§ **EXERCISE DESCRIPTION**
Count how many lines hold the string "Выберите". Give that number alone.
--------------------------------
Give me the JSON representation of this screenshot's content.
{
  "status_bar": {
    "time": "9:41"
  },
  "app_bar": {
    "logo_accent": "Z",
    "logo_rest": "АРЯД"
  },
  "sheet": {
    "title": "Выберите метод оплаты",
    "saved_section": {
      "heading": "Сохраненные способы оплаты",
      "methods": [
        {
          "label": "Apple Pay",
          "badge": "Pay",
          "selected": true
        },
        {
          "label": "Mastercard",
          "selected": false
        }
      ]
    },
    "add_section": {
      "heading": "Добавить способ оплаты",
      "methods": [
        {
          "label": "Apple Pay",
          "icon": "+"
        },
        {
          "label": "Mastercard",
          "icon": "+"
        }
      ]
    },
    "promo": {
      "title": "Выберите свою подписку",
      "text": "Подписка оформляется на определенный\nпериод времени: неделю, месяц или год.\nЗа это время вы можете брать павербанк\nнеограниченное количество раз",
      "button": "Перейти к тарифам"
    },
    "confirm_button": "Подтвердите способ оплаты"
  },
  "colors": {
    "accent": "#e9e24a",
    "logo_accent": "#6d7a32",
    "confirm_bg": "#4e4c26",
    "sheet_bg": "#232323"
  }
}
--------------------------------
§ **SOLUTION**
2